[Extracts from a graphics dataset]
--------------------
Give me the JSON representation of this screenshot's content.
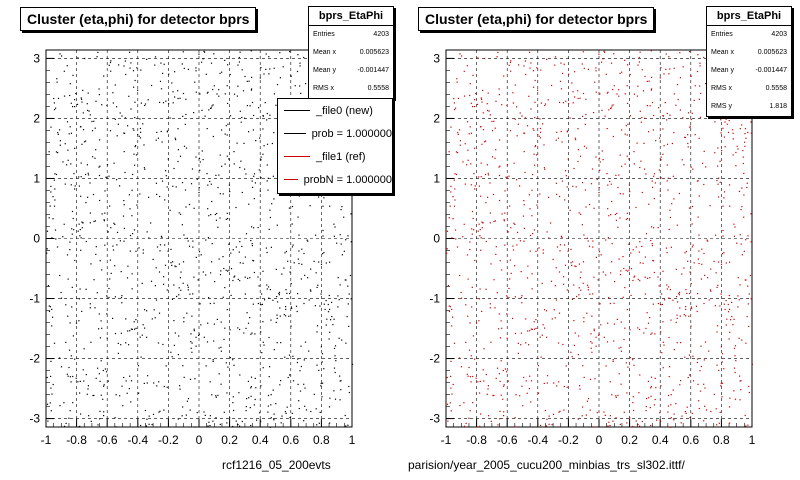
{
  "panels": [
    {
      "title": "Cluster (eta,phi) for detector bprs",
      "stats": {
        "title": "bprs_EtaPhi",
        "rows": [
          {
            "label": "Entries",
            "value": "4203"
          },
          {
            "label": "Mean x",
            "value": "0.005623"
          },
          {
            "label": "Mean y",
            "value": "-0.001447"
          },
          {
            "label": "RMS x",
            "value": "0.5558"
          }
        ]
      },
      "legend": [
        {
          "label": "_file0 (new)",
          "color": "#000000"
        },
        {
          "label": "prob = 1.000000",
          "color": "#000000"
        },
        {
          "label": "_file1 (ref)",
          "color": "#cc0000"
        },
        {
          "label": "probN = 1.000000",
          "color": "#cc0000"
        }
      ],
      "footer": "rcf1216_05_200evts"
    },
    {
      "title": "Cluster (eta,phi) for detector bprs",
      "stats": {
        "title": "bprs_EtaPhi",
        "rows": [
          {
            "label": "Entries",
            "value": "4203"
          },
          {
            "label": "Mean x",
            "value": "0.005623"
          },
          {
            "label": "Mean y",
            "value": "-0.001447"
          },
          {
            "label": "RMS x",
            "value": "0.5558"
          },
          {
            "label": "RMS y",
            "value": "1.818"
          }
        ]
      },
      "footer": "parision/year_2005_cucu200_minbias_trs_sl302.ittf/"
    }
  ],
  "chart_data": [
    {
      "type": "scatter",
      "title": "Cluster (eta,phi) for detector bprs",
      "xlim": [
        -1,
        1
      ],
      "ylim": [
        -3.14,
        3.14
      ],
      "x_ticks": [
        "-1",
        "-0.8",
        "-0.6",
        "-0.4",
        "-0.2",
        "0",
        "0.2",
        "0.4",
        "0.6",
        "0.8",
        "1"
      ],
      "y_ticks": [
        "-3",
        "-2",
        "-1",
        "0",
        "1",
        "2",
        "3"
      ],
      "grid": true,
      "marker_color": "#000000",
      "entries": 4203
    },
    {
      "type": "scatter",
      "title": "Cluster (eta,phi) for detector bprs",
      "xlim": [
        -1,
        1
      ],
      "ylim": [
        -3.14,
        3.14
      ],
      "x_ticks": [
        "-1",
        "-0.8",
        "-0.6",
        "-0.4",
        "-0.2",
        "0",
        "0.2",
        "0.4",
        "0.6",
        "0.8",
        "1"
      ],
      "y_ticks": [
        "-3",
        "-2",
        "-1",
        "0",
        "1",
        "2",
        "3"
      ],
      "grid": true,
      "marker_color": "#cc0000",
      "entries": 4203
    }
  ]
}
--------------------
Restate the whole listing above exactly, except for its images.

## RESPONSE FOR THIS EXERCISE
Give me the JSON representation of this screenshot's content.
{
  "panels": [
    {
      "title": "Cluster (eta,phi) for detector bprs",
      "stats": {
        "title": "bprs_EtaPhi",
        "rows": [
          {
            "label": "Entries",
            "value": "4203"
          },
          {
            "label": "Mean x",
            "value": "0.005623"
          },
          {
            "label": "Mean y",
            "value": "-0.001447"
          },
          {
            "label": "RMS x",
            "value": "0.5558"
          }
        ]
      },
      "legend": [
        {
          "label": "_file0 (new)",
          "color": "#000000"
        },
        {
          "label": "prob = 1.000000",
          "color": "#000000"
        },
        {
          "label": "_file1 (ref)",
          "color": "#cc0000"
        },
        {
          "label": "probN = 1.000000",
          "color": "#cc0000"
        }
      ],
      "footer": "rcf1216_05_200evts"
    },
    {
      "title": "Cluster (eta,phi) for detector bprs",
      "stats": {
        "title": "bprs_EtaPhi",
        "rows": [
          {
            "label": "Entries",
            "value": "4203"
          },
          {
            "label": "Mean x",
            "value": "0.005623"
          },
          {
            "label": "Mean y",
            "value": "-0.001447"
          },
          {
            "label": "RMS x",
            "value": "0.5558"
          },
          {
            "label": "RMS y",
            "value": "1.818"
          }
        ]
      },
      "footer": "parision/year_2005_cucu200_minbias_trs_sl302.ittf/"
    }
  ],
  "chart_data": [
    {
      "type": "scatter",
      "title": "Cluster (eta,phi) for detector bprs",
      "xlim": [
        -1,
        1
      ],
      "ylim": [
        -3.14,
        3.14
      ],
      "x_ticks": [
        "-1",
        "-0.8",
        "-0.6",
        "-0.4",
        "-0.2",
        "0",
        "0.2",
        "0.4",
        "0.6",
        "0.8",
        "1"
      ],
      "y_ticks": [
        "-3",
        "-2",
        "-1",
        "0",
        "1",
        "2",
        "3"
      ],
      "grid": true,
      "marker_color": "#000000",
      "entries": 4203
    },
    {
      "type": "scatter",
      "title": "Cluster (eta,phi) for detector bprs",
      "xlim": [
        -1,
        1
      ],
      "ylim": [
        -3.14,
        3.14
      ],
      "x_ticks": [
        "-1",
        "-0.8",
        "-0.6",
        "-0.4",
        "-0.2",
        "0",
        "0.2",
        "0.4",
        "0.6",
        "0.8",
        "1"
      ],
      "y_ticks": [
        "-3",
        "-2",
        "-1",
        "0",
        "1",
        "2",
        "3"
      ],
      "grid": true,
      "marker_color": "#cc0000",
      "entries": 4203
    }
  ]
}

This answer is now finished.